| EXERCISE |
Please transcribe every record below exactly, leaving out the pictures.

| SUPPLIED MATERIAL |
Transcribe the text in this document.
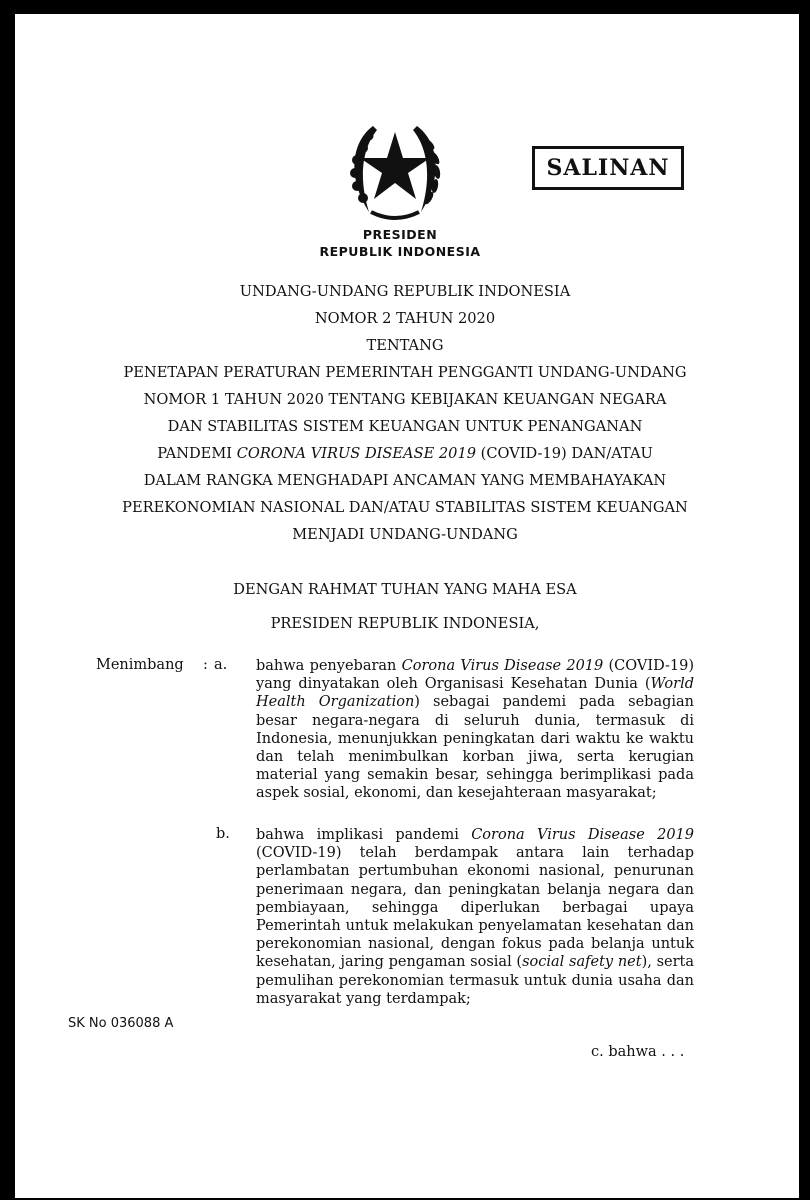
SALINAN
PRESIDEN
REPUBLIK INDONESIA
UNDANG-UNDANG REPUBLIK INDONESIA
NOMOR 2 TAHUN 2020
TENTANG
PENETAPAN PERATURAN PEMERINTAH PENGGANTI UNDANG-UNDANG
NOMOR 1 TAHUN 2020 TENTANG KEBIJAKAN KEUANGAN NEGARA
DAN STABILITAS SISTEM KEUANGAN UNTUK PENANGANAN
PANDEMI CORONA VIRUS DISEASE 2019 (COVID-19) DAN/ATAU
DALAM RANGKA MENGHADAPI ANCAMAN YANG MEMBAHAYAKAN
PEREKONOMIAN NASIONAL DAN/ATAU STABILITAS SISTEM KEUANGAN
MENJADI UNDANG-UNDANG
DENGAN RAHMAT TUHAN YANG MAHA ESA
PRESIDEN REPUBLIK INDONESIA,
Menimbang : a. bahwa penyebaran Corona Virus Disease 2019 (COVID-19) yang dinyatakan oleh Organisasi Kesehatan Dunia (World Health Organization) sebagai pandemi pada sebagian besar negara-negara di seluruh dunia, termasuk di Indonesia, menunjukkan peningkatan dari waktu ke waktu dan telah menimbulkan korban jiwa, serta kerugian material yang semakin besar, sehingga berimplikasi pada aspek sosial, ekonomi, dan kesejahteraan masyarakat;
b. bahwa implikasi pandemi Corona Virus Disease 2019 (COVID-19) telah berdampak antara lain terhadap perlambatan pertumbuhan ekonomi nasional, penurunan penerimaan negara, dan peningkatan belanja negara dan pembiayaan, sehingga diperlukan berbagai upaya Pemerintah untuk melakukan penyelamatan kesehatan dan perekonomian nasional, dengan fokus pada belanja untuk kesehatan, jaring pengaman sosial (social safety net), serta pemulihan perekonomian termasuk untuk dunia usaha dan masyarakat yang terdampak;
c. bahwa . . .
SK No 036088 A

| TASK SOLUTION |
Transcribe the text in this document.
SALINAN
PRESIDEN
REPUBLIK INDONESIA
UNDANG-UNDANG REPUBLIK INDONESIA
NOMOR 2 TAHUN 2020
TENTANG
PENETAPAN PERATURAN PEMERINTAH PENGGANTI UNDANG-UNDANG
NOMOR 1 TAHUN 2020 TENTANG KEBIJAKAN KEUANGAN NEGARA
DAN STABILITAS SISTEM KEUANGAN UNTUK PENANGANAN
PANDEMI CORONA VIRUS DISEASE 2019 (COVID-19) DAN/ATAU
DALAM RANGKA MENGHADAPI ANCAMAN YANG MEMBAHAYAKAN
PEREKONOMIAN NASIONAL DAN/ATAU STABILITAS SISTEM KEUANGAN
MENJADI UNDANG-UNDANG
DENGAN RAHMAT TUHAN YANG MAHA ESA
PRESIDEN REPUBLIK INDONESIA,
Menimbang : a. bahwa penyebaran Corona Virus Disease 2019 (COVID-19) yang dinyatakan oleh Organisasi Kesehatan Dunia (World Health Organization) sebagai pandemi pada sebagian besar negara-negara di seluruh dunia, termasuk di Indonesia, menunjukkan peningkatan dari waktu ke waktu dan telah menimbulkan korban jiwa, serta kerugian material yang semakin besar, sehingga berimplikasi pada aspek sosial, ekonomi, dan kesejahteraan masyarakat;
b. bahwa implikasi pandemi Corona Virus Disease 2019 (COVID-19) telah berdampak antara lain terhadap perlambatan pertumbuhan ekonomi nasional, penurunan penerimaan negara, dan peningkatan belanja negara dan pembiayaan, sehingga diperlukan berbagai upaya Pemerintah untuk melakukan penyelamatan kesehatan dan perekonomian nasional, dengan fokus pada belanja untuk kesehatan, jaring pengaman sosial (social safety net), serta pemulihan perekonomian termasuk untuk dunia usaha dan masyarakat yang terdampak;
c. bahwa . . .
SK No 036088 A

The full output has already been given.